## [Source document]
====
Zhongguancun () is a major technology hub in Haidian District, Beijing, China.

Zhongguancun occupies a band between the northwestern Third Ring Road and the northwestern Fourth Ring Road, in the northwestern part of Beijing. Zhongguancun is sometimes known as "China's Silicon Valley". The place is also the center of Beijing-Tianjin-Shijiazhuang Hi-Tech Industrial Belt.

History

Chen Chunxian envisioned Zhongguancun, which then became a well-known technology hub 30 years later. Chunxian, a member of the Chinese Academy of Sciences (CAS), conceived of a Silicon Valley in China following a government-sponsored trip to Boston and Silicon Valley, United States.

Zhongguancun became known as "Electronics Avenue" () from the early 1980s on, due to its information technology markets along a central, crowded street.

Zhongguancun was recognized by the central government of China in 1988, and officially named "Beijing High-Technology Industry Development Experimental Zone". In 1999, Zhongguancun became the "Zhongguancun Science & Technology Zone", with seven parks: Haidian, Fengtai, Changping, Electronics City (in Chaoyang), Yizhuang, Desheng, and Jianxiang. The original Zhongguancun became known as Haidian Park of the Zhongguancun Zone.

Notable education and research centres
Zhongguancun has an association with China's two most prestigious universities, Peking University and Tsinghua University, along with the Chinese Academy of Sciences, all of which are in close proximity.
Secondary schools in Zhongguancun include Affiliated High School of Peking University and High School Affiliated to Renmin University of China.

Government infrastructure
The Zhongguancun Administrative Committee oversees the city.

The State Administration of Foreign Experts Affairs (SAFEA) has its headquarters in Zhongguancun.

Notable companies and landmarks

Hailong Market, Guigu Market, Taipingyang Market, Dinghao Market and Kemao Market are prominent IT and electronics technology bazaars, noted for "shops with a shop", where bargaining is the norm. According to the 2004 Beijing Statistical Yearbook, there were over 12,000 high-tech enterprises operating in Zhongguancun's seven parks, with 489,000 technicians employed.

The most notable companies that grew up in Zhongguancun are Stone Group, Founder Group, and Lenovo Group, each founded during 1984 to 1985. Stone was the first successful technology company to be operated by private individuals outside of the government of China. Founder is a technology company that spun off Peking University. Lenovo Group spun off from Chinese Academy of Sciences with Liu Chuanzhi, a hero of Zhongguancun and current chairman, eventually taking the helm. Lenovo purchased IBM's PC division with $1.75 billion in 2005, making it the world's third-largest PC maker. Both Founder and Lenovo Group maintain strong connections to their academic backers, who are significant shareholders.
====
## [Recorded data]
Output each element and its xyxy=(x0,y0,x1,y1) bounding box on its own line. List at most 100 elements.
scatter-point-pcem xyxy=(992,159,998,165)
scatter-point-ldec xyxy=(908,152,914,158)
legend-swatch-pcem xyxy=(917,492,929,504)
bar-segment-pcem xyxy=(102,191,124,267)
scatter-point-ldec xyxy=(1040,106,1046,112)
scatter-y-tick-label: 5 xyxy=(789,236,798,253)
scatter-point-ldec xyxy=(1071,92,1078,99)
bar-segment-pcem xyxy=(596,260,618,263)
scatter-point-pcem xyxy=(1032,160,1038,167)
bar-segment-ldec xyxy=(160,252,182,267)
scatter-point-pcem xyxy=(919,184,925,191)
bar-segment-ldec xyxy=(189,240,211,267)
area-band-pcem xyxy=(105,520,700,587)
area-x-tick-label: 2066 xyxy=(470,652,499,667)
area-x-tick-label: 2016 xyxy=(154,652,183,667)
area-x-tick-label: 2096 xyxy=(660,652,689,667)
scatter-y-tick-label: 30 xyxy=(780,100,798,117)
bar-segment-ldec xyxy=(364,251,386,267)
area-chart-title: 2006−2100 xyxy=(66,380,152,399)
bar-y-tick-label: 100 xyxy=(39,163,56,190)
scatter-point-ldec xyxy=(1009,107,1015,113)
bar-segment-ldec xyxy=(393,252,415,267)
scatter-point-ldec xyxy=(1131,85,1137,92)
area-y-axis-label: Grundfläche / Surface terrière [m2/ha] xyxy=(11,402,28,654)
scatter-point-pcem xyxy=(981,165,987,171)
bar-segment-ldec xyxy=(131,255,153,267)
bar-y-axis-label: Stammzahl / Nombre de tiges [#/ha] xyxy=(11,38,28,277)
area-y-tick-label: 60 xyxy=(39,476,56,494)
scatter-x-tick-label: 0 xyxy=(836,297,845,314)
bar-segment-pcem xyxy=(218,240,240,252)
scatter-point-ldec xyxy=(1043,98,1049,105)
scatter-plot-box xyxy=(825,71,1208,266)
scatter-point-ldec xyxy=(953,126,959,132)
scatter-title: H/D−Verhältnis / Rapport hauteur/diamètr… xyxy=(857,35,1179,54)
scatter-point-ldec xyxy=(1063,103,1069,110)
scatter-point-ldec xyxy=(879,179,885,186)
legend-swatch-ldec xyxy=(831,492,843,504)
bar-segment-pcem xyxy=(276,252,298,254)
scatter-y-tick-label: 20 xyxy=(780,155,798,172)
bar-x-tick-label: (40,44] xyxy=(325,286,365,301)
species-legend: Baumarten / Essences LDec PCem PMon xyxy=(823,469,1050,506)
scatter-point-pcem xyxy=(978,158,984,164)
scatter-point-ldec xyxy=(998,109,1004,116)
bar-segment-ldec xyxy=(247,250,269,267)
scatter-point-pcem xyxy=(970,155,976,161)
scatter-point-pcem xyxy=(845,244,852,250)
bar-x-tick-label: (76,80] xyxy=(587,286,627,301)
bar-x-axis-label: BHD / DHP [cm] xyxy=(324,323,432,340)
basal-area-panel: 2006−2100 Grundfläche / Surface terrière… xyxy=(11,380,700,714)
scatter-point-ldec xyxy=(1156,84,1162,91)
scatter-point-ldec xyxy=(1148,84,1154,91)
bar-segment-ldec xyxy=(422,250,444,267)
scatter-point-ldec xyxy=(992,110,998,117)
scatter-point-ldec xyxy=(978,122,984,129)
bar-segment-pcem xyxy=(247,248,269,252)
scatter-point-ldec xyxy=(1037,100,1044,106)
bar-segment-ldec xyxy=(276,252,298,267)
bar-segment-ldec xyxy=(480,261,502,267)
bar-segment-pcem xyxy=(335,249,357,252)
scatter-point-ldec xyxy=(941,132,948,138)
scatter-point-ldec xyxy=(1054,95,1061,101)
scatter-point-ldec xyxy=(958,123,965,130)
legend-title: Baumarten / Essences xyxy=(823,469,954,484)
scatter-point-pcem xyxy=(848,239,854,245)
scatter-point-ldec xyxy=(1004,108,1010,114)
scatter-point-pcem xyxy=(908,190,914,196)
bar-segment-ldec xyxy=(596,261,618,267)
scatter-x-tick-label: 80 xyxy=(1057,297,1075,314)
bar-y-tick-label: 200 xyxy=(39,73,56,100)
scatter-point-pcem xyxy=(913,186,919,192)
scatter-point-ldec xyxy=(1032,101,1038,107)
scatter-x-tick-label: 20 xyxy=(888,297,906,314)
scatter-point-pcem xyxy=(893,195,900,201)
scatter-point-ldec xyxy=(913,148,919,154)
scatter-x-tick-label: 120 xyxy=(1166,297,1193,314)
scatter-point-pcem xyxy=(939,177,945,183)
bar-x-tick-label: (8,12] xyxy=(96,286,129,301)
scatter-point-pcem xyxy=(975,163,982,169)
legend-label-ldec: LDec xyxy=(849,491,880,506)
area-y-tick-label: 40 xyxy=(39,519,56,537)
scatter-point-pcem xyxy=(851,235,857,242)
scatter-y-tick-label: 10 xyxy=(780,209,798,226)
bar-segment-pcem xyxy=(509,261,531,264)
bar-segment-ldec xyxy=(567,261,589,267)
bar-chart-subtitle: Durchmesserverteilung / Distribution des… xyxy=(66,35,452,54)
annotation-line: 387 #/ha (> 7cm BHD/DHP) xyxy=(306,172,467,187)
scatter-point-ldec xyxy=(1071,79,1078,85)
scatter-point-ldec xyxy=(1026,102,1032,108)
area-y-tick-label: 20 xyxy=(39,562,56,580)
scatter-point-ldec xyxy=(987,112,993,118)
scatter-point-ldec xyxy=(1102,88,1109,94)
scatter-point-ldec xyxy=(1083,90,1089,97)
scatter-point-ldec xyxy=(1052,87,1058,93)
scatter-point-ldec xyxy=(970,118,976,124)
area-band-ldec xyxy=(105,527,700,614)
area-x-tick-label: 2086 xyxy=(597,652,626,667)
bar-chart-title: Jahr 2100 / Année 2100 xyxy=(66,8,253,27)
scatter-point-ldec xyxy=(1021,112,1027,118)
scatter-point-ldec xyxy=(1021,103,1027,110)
====
## [Instruction 1]
According to the Zhongguancun text, why did Zhongguancun come to be called "Electronics Avenue"? Answer in one to three sentences.
## [Instruction 2]
Reproduce everything in the Zhongguancun text from "Secondary schools in" down to "489,000 technicians employed.", word for word.
The rows have no role in what follows.

## [Worked solution 1]
Zhongguancun came to be called "Electronics Avenue" from the early 1980s on because of its information technology markets along a central, crowded street.

## [Worked solution 2]
Secondary schools in Zhongguancun include Affiliated High School of Peking University and High School Affiliated to Renmin University of China.

Government infrastructure
The Zhongguancun Administrative Committee oversees the city.

The State Administration of Foreign Experts Affairs (SAFEA) has its headquarters in Zhongguancun.

Notable companies and landmarks

Hailong Market, Guigu Market, Taipingyang Market, Dinghao Market and Kemao Market are prominent IT and electronics technology bazaars, noted for "shops with a shop", where bargaining is the norm. According to the 2004 Beijing Statistical Yearbook, there were over 12,000 high-tech enterprises operating in Zhongguancun's seven parks, with 489,000 technicians employed.